**Exercise instructions:**
Count lines, not occurrences: give the number of lines holding the word "grid", and nothing besides.

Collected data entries
/---

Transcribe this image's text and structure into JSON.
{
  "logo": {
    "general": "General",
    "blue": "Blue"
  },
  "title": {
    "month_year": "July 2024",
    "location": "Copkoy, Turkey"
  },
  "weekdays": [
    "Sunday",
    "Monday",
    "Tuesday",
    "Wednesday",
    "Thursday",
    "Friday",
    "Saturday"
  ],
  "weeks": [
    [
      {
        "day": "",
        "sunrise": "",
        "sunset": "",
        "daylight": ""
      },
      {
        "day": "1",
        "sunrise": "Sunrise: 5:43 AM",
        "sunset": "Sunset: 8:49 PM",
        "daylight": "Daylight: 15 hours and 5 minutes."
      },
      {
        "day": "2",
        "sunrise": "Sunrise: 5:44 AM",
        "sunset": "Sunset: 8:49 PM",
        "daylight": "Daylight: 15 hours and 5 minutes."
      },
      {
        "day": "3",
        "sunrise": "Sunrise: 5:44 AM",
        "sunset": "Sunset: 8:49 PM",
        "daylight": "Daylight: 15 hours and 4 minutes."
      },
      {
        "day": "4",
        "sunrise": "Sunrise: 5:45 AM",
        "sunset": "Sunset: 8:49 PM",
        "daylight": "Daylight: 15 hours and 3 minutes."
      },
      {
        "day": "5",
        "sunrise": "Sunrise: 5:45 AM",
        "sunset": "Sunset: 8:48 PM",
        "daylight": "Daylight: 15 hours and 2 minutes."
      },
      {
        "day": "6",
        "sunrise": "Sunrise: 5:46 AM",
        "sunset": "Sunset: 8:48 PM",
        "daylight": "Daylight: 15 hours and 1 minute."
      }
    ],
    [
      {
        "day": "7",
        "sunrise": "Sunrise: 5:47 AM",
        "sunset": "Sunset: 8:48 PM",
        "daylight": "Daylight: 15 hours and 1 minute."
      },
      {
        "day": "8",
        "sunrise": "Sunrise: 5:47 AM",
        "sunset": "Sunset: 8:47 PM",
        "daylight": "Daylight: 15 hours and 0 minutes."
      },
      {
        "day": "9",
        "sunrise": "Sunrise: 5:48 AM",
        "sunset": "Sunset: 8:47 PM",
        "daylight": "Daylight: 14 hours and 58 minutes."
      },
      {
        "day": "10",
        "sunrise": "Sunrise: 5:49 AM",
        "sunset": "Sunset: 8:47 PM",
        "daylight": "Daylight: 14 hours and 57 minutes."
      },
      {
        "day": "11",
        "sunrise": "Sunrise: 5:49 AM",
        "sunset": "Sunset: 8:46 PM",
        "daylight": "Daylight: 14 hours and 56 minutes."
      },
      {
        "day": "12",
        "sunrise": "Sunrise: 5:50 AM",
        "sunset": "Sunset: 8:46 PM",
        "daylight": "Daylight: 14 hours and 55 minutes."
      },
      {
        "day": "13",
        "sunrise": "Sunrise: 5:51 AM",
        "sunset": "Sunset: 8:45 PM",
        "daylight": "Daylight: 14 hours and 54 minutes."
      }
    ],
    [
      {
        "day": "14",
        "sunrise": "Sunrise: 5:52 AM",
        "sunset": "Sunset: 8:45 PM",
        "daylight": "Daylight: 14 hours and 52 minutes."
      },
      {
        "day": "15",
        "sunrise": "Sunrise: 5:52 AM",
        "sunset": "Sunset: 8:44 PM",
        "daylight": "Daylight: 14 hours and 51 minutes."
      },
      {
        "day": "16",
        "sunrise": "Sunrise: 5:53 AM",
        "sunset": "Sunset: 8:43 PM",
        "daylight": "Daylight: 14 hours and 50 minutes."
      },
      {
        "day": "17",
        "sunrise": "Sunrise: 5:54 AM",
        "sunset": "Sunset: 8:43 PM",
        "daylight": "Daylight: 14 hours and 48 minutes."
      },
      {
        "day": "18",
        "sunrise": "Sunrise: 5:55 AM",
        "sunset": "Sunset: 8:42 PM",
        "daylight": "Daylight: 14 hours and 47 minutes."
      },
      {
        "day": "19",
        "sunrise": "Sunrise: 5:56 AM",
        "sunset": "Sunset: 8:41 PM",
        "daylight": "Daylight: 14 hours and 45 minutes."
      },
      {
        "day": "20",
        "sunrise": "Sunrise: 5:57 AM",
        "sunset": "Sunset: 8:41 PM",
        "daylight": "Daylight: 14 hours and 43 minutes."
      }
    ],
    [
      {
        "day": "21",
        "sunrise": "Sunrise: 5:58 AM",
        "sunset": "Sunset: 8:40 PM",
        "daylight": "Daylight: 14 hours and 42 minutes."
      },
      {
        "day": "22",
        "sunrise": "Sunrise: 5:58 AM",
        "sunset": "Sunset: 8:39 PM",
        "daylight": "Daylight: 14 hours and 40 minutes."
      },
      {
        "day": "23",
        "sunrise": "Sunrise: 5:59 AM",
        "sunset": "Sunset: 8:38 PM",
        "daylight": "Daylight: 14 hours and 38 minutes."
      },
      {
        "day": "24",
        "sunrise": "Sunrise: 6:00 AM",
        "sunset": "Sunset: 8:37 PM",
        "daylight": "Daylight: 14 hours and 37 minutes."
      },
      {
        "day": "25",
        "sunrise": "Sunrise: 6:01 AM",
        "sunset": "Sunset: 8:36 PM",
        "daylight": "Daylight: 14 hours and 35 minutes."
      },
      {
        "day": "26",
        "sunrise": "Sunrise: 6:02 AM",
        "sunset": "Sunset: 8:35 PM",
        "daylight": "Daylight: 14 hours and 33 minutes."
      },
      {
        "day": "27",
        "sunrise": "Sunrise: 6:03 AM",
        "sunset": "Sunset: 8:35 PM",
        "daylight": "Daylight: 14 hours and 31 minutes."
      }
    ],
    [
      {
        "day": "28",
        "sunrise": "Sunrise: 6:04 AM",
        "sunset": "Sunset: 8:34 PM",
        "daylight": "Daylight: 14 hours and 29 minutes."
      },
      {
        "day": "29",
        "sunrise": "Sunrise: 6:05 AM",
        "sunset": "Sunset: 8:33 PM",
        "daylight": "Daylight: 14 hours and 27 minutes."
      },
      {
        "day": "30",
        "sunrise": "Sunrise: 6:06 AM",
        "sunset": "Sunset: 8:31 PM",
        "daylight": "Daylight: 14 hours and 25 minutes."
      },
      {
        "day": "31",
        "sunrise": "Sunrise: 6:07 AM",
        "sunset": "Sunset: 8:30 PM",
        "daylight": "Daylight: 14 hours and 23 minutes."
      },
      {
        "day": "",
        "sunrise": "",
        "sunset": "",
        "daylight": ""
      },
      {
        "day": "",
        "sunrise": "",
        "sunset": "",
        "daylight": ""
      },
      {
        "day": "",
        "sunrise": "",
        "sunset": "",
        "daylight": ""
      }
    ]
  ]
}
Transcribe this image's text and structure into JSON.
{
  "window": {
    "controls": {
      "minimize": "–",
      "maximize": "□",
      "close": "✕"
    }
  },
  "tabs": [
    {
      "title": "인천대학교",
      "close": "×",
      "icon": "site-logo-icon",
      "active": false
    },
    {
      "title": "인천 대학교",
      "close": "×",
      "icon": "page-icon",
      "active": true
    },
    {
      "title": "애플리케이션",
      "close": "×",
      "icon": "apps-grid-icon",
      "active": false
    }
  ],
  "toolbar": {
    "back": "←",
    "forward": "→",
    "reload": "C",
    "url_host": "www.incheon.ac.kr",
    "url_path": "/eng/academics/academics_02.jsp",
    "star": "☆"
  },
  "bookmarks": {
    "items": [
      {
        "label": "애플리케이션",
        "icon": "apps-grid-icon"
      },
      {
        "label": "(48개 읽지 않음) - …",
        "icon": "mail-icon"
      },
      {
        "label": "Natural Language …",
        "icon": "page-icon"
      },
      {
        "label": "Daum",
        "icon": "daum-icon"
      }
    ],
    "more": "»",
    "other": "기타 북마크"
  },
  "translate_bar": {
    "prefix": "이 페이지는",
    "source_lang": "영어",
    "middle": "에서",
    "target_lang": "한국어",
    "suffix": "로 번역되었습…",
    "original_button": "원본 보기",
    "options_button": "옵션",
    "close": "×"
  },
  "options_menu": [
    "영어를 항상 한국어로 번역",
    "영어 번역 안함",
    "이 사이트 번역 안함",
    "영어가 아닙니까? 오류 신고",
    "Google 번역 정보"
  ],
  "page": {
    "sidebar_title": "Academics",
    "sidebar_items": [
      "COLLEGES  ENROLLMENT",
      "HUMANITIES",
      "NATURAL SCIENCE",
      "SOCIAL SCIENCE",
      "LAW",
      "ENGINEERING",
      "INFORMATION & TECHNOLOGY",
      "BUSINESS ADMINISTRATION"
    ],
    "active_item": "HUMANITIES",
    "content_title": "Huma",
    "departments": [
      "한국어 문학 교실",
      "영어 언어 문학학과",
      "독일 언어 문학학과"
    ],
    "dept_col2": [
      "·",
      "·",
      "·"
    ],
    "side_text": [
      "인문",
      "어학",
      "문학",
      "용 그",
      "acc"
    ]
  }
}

\---

**Output below:**
2